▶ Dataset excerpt

begin

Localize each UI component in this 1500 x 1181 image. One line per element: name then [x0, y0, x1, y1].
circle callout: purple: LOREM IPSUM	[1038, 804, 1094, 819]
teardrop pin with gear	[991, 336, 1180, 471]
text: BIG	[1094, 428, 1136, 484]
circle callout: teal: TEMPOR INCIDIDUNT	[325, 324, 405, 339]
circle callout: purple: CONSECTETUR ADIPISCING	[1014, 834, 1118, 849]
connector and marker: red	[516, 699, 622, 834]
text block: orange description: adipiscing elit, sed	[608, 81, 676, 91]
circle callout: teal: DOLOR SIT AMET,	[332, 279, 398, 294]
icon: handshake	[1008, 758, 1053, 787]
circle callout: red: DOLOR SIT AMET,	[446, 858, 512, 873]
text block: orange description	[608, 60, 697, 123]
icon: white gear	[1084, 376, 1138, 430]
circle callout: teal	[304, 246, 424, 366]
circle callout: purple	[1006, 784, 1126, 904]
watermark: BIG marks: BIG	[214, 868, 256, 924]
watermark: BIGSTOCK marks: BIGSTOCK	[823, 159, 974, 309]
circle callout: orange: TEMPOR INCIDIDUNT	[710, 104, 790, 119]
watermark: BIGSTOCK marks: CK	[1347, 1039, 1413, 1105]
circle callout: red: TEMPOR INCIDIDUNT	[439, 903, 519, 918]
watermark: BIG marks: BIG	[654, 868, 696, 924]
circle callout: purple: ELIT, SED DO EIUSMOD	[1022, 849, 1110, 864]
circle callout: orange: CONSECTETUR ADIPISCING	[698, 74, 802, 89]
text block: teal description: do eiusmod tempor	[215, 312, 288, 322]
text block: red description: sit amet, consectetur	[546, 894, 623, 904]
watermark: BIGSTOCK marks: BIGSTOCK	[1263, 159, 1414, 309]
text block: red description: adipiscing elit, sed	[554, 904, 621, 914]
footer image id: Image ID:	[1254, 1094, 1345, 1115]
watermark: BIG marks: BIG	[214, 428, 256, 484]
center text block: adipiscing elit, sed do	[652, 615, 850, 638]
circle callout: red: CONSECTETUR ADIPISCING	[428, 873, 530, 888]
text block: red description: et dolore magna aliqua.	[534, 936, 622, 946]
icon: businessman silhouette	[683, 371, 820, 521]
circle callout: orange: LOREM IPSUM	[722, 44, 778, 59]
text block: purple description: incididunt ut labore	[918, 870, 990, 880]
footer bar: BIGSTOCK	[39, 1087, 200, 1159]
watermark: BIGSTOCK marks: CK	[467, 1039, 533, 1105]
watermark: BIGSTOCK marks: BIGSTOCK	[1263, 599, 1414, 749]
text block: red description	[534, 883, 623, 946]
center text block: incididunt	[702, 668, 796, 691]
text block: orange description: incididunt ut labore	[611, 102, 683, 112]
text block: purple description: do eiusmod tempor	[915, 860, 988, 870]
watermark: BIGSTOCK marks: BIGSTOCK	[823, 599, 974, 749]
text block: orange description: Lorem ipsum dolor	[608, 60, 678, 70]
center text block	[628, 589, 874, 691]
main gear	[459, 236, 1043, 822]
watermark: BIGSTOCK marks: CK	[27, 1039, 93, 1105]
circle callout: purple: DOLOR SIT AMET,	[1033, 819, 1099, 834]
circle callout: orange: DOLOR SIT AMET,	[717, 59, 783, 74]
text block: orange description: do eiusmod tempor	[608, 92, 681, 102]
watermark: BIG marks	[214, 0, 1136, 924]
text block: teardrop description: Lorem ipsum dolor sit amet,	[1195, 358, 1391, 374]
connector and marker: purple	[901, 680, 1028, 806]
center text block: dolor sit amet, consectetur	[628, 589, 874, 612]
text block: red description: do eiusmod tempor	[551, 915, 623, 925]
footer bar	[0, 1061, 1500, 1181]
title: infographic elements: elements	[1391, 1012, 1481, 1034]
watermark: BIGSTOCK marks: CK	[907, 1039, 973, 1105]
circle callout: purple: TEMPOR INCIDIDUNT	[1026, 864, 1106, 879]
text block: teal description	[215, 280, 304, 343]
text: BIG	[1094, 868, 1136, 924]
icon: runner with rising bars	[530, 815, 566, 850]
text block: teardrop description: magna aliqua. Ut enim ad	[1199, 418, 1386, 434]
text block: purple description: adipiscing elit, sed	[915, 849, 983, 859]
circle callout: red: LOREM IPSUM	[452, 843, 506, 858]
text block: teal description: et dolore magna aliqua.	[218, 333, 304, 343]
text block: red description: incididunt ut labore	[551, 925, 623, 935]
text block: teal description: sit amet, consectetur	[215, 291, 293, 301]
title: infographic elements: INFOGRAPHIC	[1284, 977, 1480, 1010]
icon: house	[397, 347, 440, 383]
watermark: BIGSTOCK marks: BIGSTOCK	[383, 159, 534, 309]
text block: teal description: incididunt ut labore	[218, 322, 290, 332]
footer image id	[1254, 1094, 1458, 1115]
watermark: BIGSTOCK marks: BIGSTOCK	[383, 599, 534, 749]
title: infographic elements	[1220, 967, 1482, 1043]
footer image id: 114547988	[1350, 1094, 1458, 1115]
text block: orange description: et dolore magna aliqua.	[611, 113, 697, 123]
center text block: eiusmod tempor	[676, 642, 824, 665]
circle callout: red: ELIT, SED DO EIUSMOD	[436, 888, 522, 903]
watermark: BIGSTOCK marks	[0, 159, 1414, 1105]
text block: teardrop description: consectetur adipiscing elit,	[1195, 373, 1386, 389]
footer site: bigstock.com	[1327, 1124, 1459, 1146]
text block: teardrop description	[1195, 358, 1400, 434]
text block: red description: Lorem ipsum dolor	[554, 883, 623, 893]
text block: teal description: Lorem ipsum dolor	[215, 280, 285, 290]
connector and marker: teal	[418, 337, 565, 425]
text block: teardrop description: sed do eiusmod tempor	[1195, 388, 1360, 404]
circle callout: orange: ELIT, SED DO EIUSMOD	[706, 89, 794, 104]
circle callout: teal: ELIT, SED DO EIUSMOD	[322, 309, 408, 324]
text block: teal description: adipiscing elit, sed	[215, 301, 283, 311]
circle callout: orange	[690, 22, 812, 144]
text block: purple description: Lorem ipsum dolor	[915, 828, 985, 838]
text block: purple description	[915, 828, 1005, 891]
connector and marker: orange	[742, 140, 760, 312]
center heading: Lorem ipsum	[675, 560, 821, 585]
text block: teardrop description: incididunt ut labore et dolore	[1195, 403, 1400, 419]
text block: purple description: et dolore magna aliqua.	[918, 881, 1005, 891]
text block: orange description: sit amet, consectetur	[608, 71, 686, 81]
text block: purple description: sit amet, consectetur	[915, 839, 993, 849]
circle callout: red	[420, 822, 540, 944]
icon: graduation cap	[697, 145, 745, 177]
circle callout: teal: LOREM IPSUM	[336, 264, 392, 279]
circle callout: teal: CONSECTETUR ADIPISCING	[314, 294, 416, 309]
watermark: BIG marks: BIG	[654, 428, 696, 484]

end

▶ To be done
Render the records as a numbered list, omitting any blank lines, beginning at the start of the records and continuing through the line containing "868, 696, 924]".

▶ Response
1. Localize each UI component in this 1500 x 1181 image. One line per element: name then [x0, y0, x1, y1].
2. circle callout: purple: LOREM IPSUM	[1038, 804, 1094, 819]
3. teardrop pin with gear	[991, 336, 1180, 471]
4. text: BIG	[1094, 428, 1136, 484]
5. circle callout: teal: TEMPOR INCIDIDUNT	[325, 324, 405, 339]
6. circle callout: purple: CONSECTETUR ADIPISCING	[1014, 834, 1118, 849]
7. connector and marker: red	[516, 699, 622, 834]
8. text block: orange description: adipiscing elit, sed	[608, 81, 676, 91]
9. circle callout: teal: DOLOR SIT AMET,	[332, 279, 398, 294]
10. icon: handshake	[1008, 758, 1053, 787]
11. circle callout: red: DOLOR SIT AMET,	[446, 858, 512, 873]
12. text block: orange description	[608, 60, 697, 123]
13. icon: white gear	[1084, 376, 1138, 430]
14. circle callout: teal	[304, 246, 424, 366]
15. circle callout: purple	[1006, 784, 1126, 904]
16. watermark: BIG marks: BIG	[214, 868, 256, 924]
17. watermark: BIGSTOCK marks: BIGSTOCK	[823, 159, 974, 309]
18. circle callout: orange: TEMPOR INCIDIDUNT	[710, 104, 790, 119]
19. watermark: BIGSTOCK marks: CK	[1347, 1039, 1413, 1105]
20. circle callout: red: TEMPOR INCIDIDUNT	[439, 903, 519, 918]
21. watermark: BIG marks: BIG	[654, 868, 696, 924]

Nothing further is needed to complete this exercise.